• **TAREA A REALIZAR**:
Transcribe sin cambios el fragmento del texto sobre la medicina y las plantas medicinales que va entre «En Guatemala, para» y «siglos de tradición.», ambos incluidos.

• **TEXTO MOSTRADO**:
+===+

La medicina «occidental» o «científica» que conocemos, tiene menos de tres siglos de existir. La utilización de plantas y animales como medicamentos continuó hasta mediados del Siglo XX cuando los avances tecnológicos permitieron aislar y replicar las moléculas encontradas en la naturaleza e incluso fabricar moléculas nuevas que no existían.
La historia del descubrimiento de medicamentos como la quinina, la aspirina, la digital, todas derivadas de plantas medicinales, se relaciona directamente con las prácticas «populares» que le concedían algún poder a las plantas que luego se estudiaron y replicaron.
Según se sabe aún tenemos mucho que aprender y la evidencia está a la vista.
En Guatemala, para 12 millones de habitantes tenemos menos de 12 mil médicos colegiados, lo que implica que la mayor parte de la población no tiene acceso alguno a sus servicios, si incluimos a todo el personal de salud que ha sido educado en el sistema «científico», la cobertura no se eleva y, por lo mismo, el Ministerio de Salud ha echado mano de personal «voluntario» que, en su mayoría no ha sido totalmente «adiestrado» en el sistema occidental, sino que, por el contrario, ha sido formado de la manera «tradicional» a través de la transmisión oral de conocimientos que no están estructurados y que vienen de más de cinco siglos de tradición.

+===+

(Entradas del conjunto de datos)
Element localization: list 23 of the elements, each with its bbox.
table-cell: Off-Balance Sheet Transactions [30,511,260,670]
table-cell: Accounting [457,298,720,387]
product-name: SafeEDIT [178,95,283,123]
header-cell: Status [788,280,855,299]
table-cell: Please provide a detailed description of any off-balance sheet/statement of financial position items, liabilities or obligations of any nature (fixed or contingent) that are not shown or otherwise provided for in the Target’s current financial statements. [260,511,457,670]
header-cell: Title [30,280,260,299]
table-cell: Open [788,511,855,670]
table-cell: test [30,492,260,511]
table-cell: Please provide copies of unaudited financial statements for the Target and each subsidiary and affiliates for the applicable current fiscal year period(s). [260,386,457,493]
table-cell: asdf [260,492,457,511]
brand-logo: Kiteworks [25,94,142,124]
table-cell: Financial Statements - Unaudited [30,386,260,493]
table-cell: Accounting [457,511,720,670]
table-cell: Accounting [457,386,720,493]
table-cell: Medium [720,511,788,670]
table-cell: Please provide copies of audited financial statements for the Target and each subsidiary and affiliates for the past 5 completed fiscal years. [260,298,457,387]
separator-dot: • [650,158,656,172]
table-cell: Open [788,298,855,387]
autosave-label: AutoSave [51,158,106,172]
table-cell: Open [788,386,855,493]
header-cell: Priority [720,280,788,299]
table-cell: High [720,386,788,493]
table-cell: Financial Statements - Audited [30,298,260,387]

+===+

• **RESPUESTA ESCRITA**:
En Guatemala, para 12 millones de habitantes tenemos menos de 12 mil médicos colegiados, lo que implica que la mayor parte de la población no tiene acceso alguno a sus servicios, si incluimos a todo el personal de salud que ha sido educado en el sistema «científico», la cobertura no se eleva y, por lo mismo, el Ministerio de Salud ha echado mano de personal «voluntario» que, en su mayoría no ha sido totalmente «adiestrado» en el sistema occidental, sino que, por el contrario, ha sido formado de la manera «tradicional» a través de la transmisión oral de conocimientos que no están estructurados y que vienen de más de cinco siglos de tradición.